#### Exercise prompt:
Repeat the data below exactly, dropping any pictures it holds.

#### Items:
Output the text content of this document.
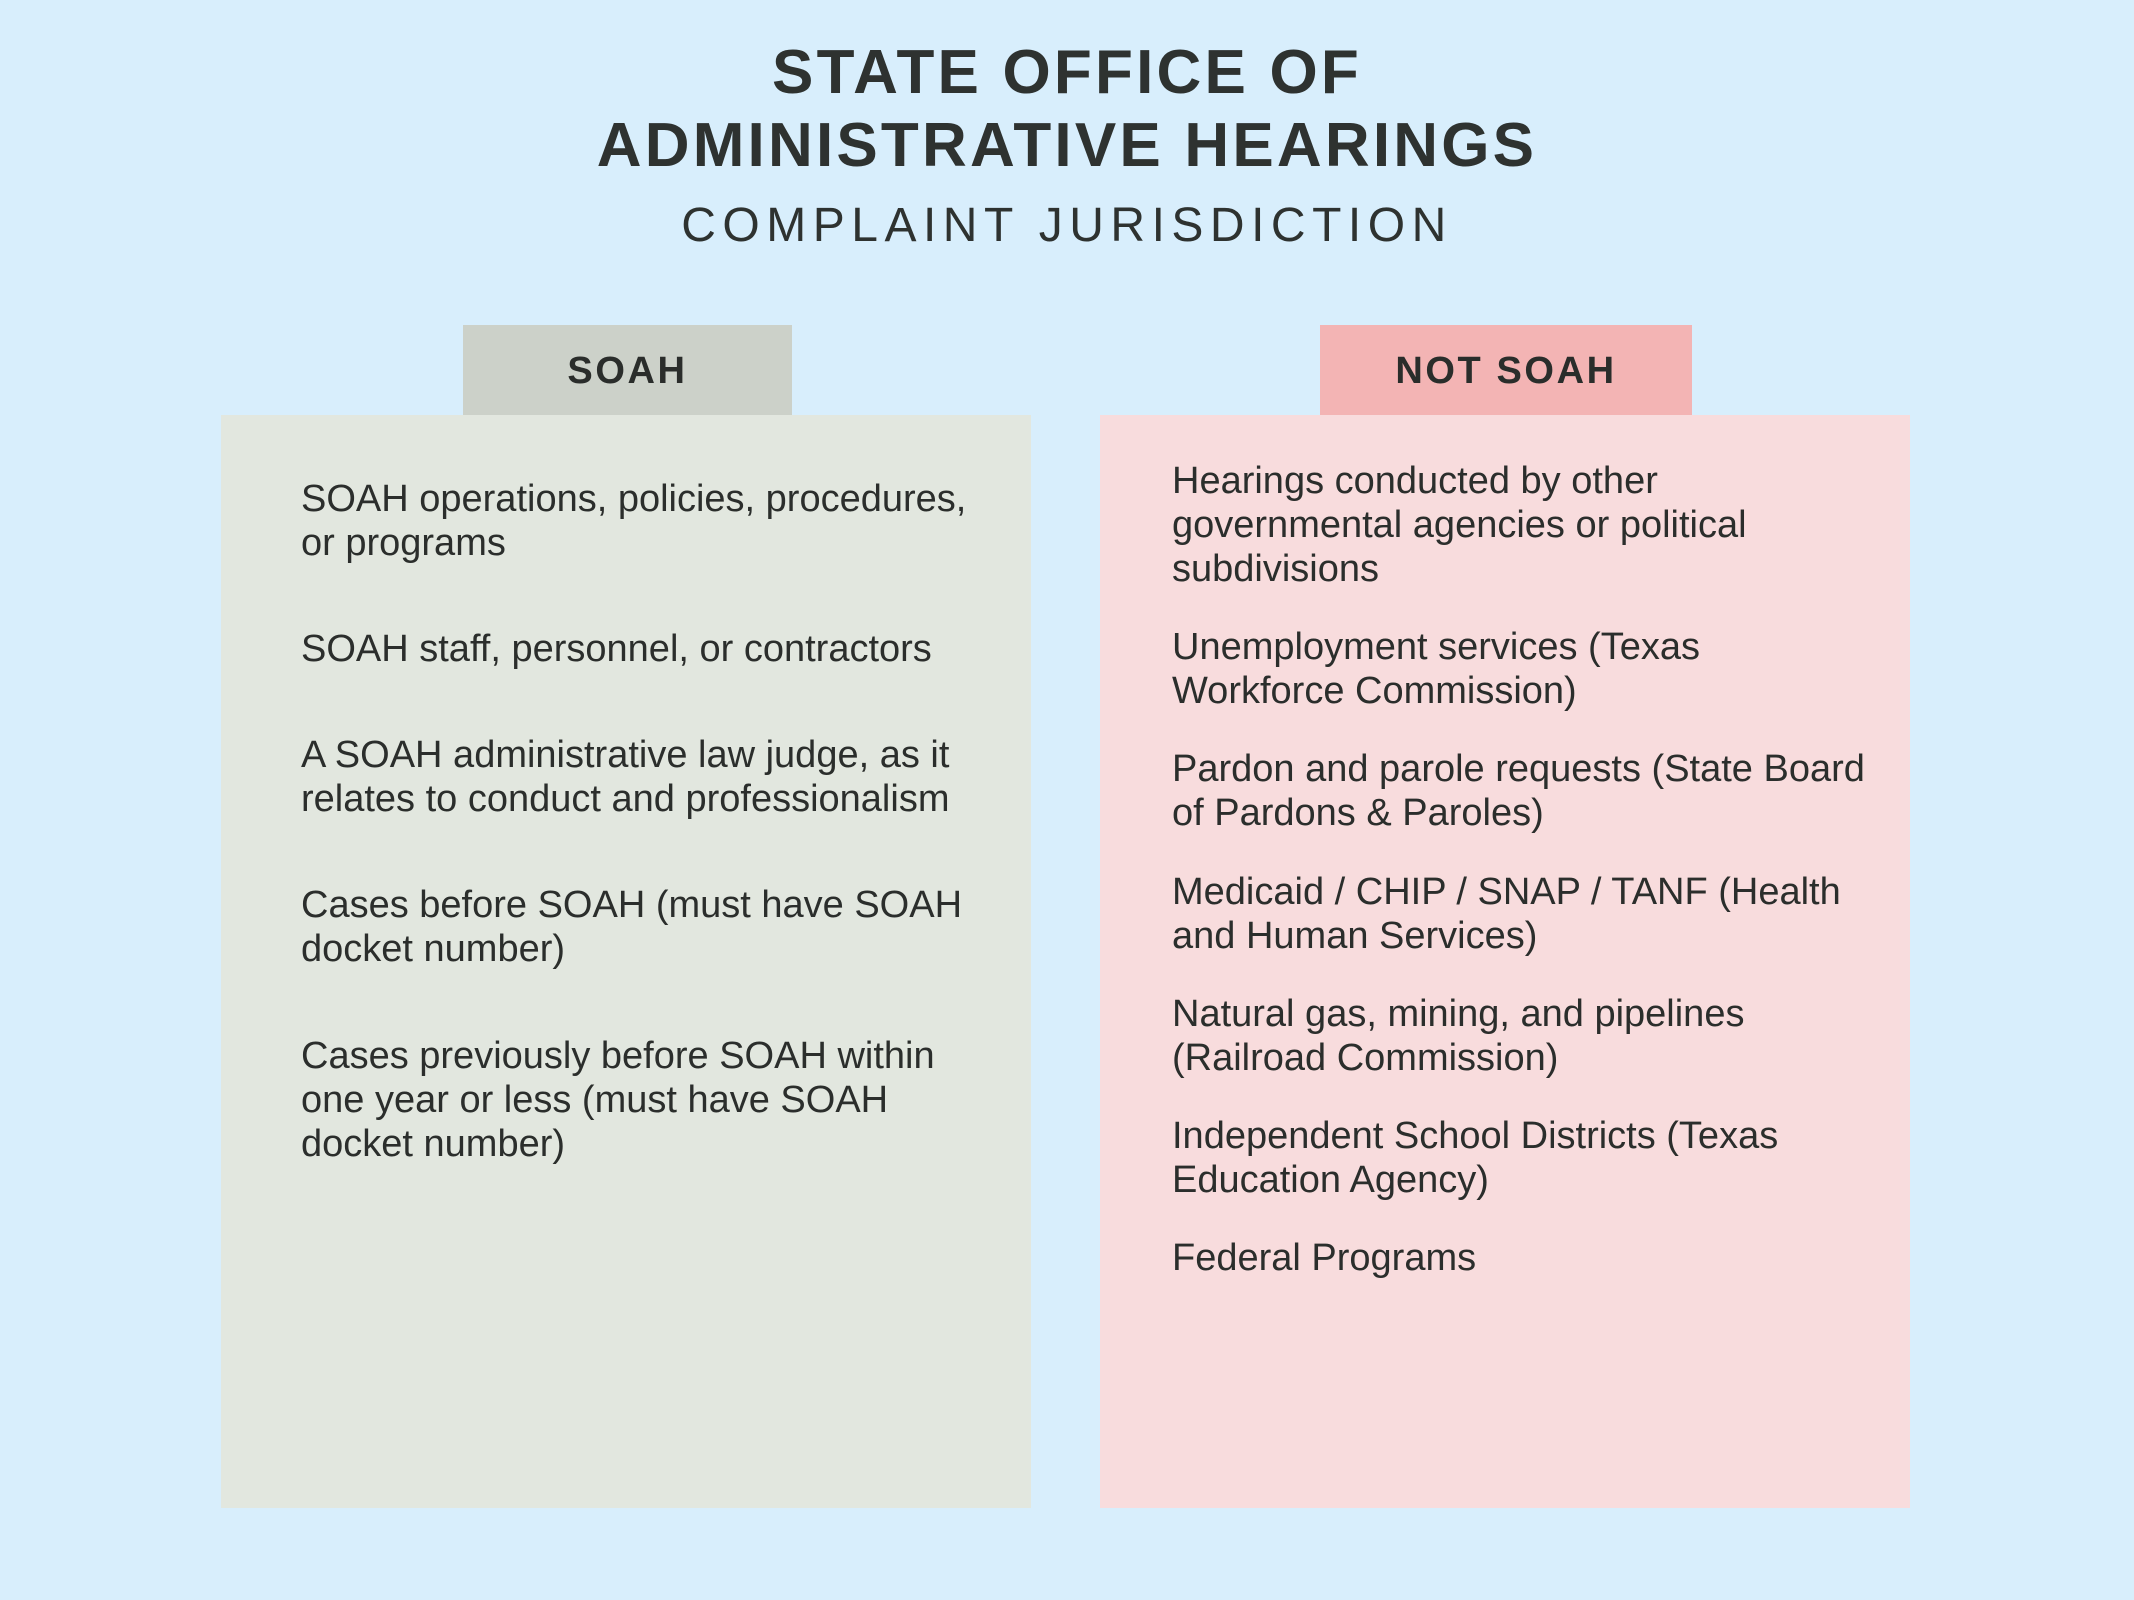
STATE OFFICE OF
ADMINISTRATIVE HEARINGS
COMPLAINT JURISDICTION
SOAH	NOT SOAH
SOAH operations, policies, procedures, or programs
SOAH staff, personnel, or contractors
A SOAH administrative law judge, as it relates to conduct and professionalism
Cases before SOAH (must have SOAH docket number)
Cases previously before SOAH within one year or less (must have SOAH docket number)
Hearings conducted by other governmental agencies or political subdivisions
Unemployment services (Texas Workforce Commission)
Pardon and parole requests (State Board of Pardons & Paroles)
Medicaid / CHIP / SNAP / TANF (Health and Human Services)
Natural gas, mining, and pipelines (Railroad Commission)
Independent School Districts (Texas Education Agency)
Federal Programs
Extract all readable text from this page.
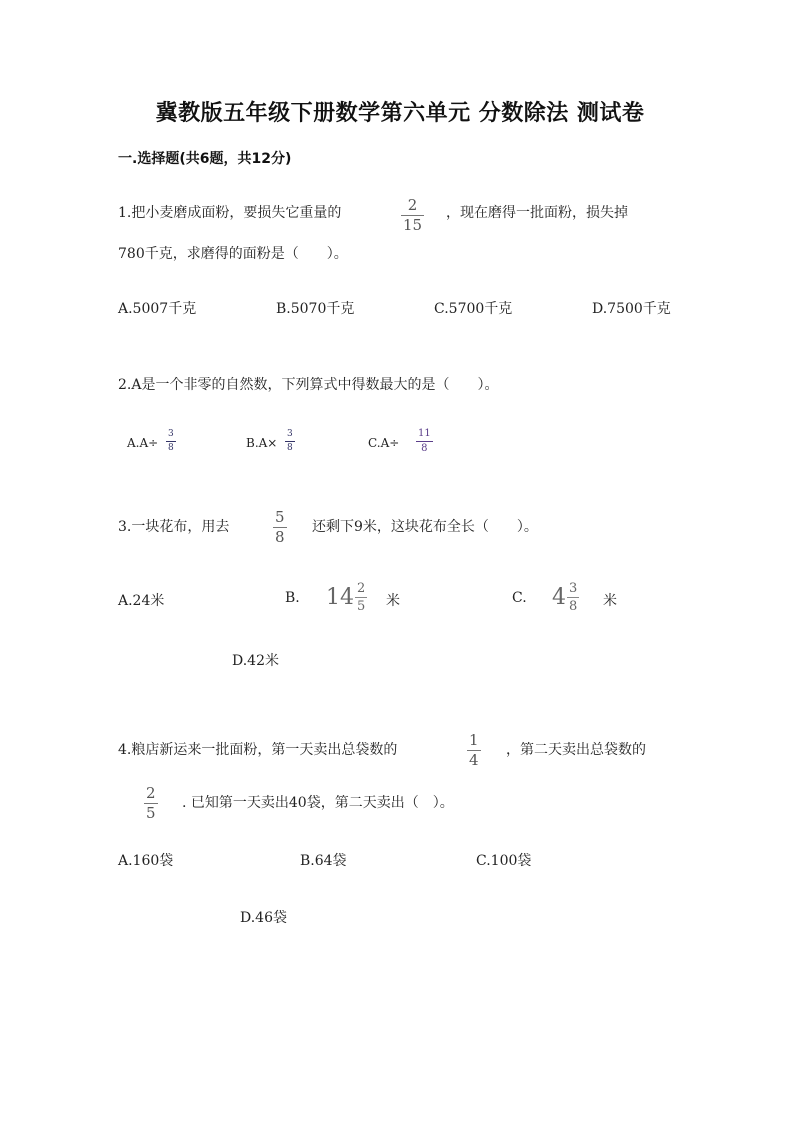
冀教版五年级下册数学第六单元 分数除法 测试卷
一.选择题(共6题，共12分)
1.把小麦磨成面粉，要损失它重量的	2
15
，现在磨得一批面粉，损失掉
780千克，求磨得的面粉是（　　）。
A.5007千克	B.5070千克	C.5700千克	D.7500千克
2.A是一个非零的自然数，下列算式中得数最大的是（　　）。
A.A÷
3
8	B.A×
3
8	C.A÷
11
8
3.一块花布，用去
5
8
还剩下9米，这块花布全长（　　）。
A.24米	B. $14 \frac{2}{5}$ 米	C. $4 \frac{3}{8}$ 米
D.42米
4.粮店新运来一批面粉，第一天卖出总袋数的
1
4
，第二天卖出总袋数的
2
5
. 已知第一天卖出40袋，第二天卖出（　）。
A.160袋	B.64袋	C.100袋
D.46袋
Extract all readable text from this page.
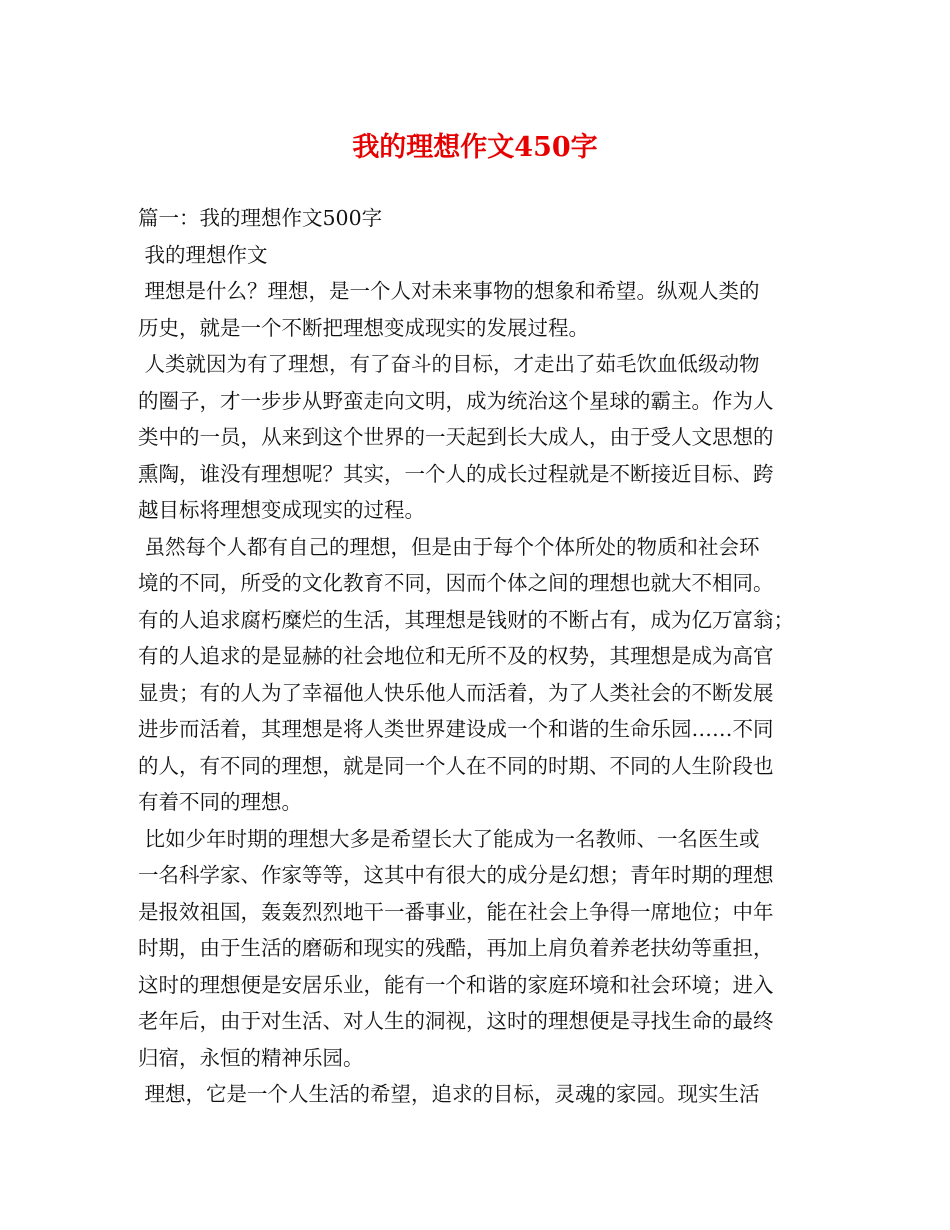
我的理想作文450字

篇一：我的理想作文500字

我的理想作文

理想是什么？理想，是一个人对未来事物的想象和希望。纵观人类的

历史，就是一个不断把理想变成现实的发展过程。

人类就因为有了理想，有了奋斗的目标，才走出了茹毛饮血低级动物

的圈子，才一步步从野蛮走向文明，成为统治这个星球的霸主。作为人

类中的一员，从来到这个世界的一天起到长大成人，由于受人文思想的

熏陶，谁没有理想呢？其实，一个人的成长过程就是不断接近目标、跨

越目标将理想变成现实的过程。

虽然每个人都有自己的理想，但是由于每个个体所处的物质和社会环

境的不同，所受的文化教育不同，因而个体之间的理想也就大不相同。

有的人追求腐朽糜烂的生活，其理想是钱财的不断占有，成为亿万富翁；

有的人追求的是显赫的社会地位和无所不及的权势，其理想是成为高官

显贵；有的人为了幸福他人快乐他人而活着，为了人类社会的不断发展

进步而活着，其理想是将人类世界建设成一个和谐的生命乐园……不同

的人，有不同的理想，就是同一个人在不同的时期、不同的人生阶段也

有着不同的理想。

比如少年时期的理想大多是希望长大了能成为一名教师、一名医生或

一名科学家、作家等等，这其中有很大的成分是幻想；青年时期的理想

是报效祖国，轰轰烈烈地干一番事业，能在社会上争得一席地位；中年

时期，由于生活的磨砺和现实的残酷，再加上肩负着养老扶幼等重担，

这时的理想便是安居乐业，能有一个和谐的家庭环境和社会环境；进入

老年后，由于对生活、对人生的洞视，这时的理想便是寻找生命的最终

归宿，永恒的精神乐园。

理想，它是一个人生活的希望，追求的目标，灵魂的家园。现实生活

#### Output:
Output the text content of this document.
STATE OFFICE OF
ADMINISTRATIVE HEARINGS
COMPLAINT JURISDICTION
SOAH	NOT SOAH
SOAH operations, policies, procedures, or programs
SOAH staff, personnel, or contractors
A SOAH administrative law judge, as it relates to conduct and professionalism
Cases before SOAH (must have SOAH docket number)
Cases previously before SOAH within one year or less (must have SOAH docket number)
Hearings conducted by other governmental agencies or political subdivisions
Unemployment services (Texas Workforce Commission)
Pardon and parole requests (State Board of Pardons & Paroles)
Medicaid / CHIP / SNAP / TANF (Health and Human Services)
Natural gas, mining, and pipelines (Railroad Commission)
Independent School Districts (Texas Education Agency)
Federal Programs
Extract all readable text from this page.
冀教版五年级下册数学第六单元 分数除法 测试卷
一.选择题(共6题，共12分)
1.把小麦磨成面粉，要损失它重量的	2
15
，现在磨得一批面粉，损失掉
780千克，求磨得的面粉是（　　）。
A.5007千克	B.5070千克	C.5700千克	D.7500千克
2.A是一个非零的自然数，下列算式中得数最大的是（　　）。
A.A÷
3
8	B.A×
3
8	C.A÷
11
8
3.一块花布，用去
5
8
还剩下9米，这块花布全长（　　）。
A.24米	B. $14 \frac{2}{5}$ 米	C. $4 \frac{3}{8}$ 米
D.42米
4.粮店新运来一批面粉，第一天卖出总袋数的
1
4
，第二天卖出总袋数的
2
5
. 已知第一天卖出40袋，第二天卖出（　）。
A.160袋	B.64袋	C.100袋
D.46袋
Extract all readable text from this page.
我的理想作文450字

篇一：我的理想作文500字

我的理想作文

理想是什么？理想，是一个人对未来事物的想象和希望。纵观人类的

历史，就是一个不断把理想变成现实的发展过程。

人类就因为有了理想，有了奋斗的目标，才走出了茹毛饮血低级动物

的圈子，才一步步从野蛮走向文明，成为统治这个星球的霸主。作为人

类中的一员，从来到这个世界的一天起到长大成人，由于受人文思想的

熏陶，谁没有理想呢？其实，一个人的成长过程就是不断接近目标、跨

越目标将理想变成现实的过程。

虽然每个人都有自己的理想，但是由于每个个体所处的物质和社会环

境的不同，所受的文化教育不同，因而个体之间的理想也就大不相同。

有的人追求腐朽糜烂的生活，其理想是钱财的不断占有，成为亿万富翁；

有的人追求的是显赫的社会地位和无所不及的权势，其理想是成为高官

显贵；有的人为了幸福他人快乐他人而活着，为了人类社会的不断发展

进步而活着，其理想是将人类世界建设成一个和谐的生命乐园……不同

的人，有不同的理想，就是同一个人在不同的时期、不同的人生阶段也

有着不同的理想。

比如少年时期的理想大多是希望长大了能成为一名教师、一名医生或

一名科学家、作家等等，这其中有很大的成分是幻想；青年时期的理想

是报效祖国，轰轰烈烈地干一番事业，能在社会上争得一席地位；中年

时期，由于生活的磨砺和现实的残酷，再加上肩负着养老扶幼等重担，

这时的理想便是安居乐业，能有一个和谐的家庭环境和社会环境；进入

老年后，由于对生活、对人生的洞视，这时的理想便是寻找生命的最终

归宿，永恒的精神乐园。

理想，它是一个人生活的希望，追求的目标，灵魂的家园。现实生活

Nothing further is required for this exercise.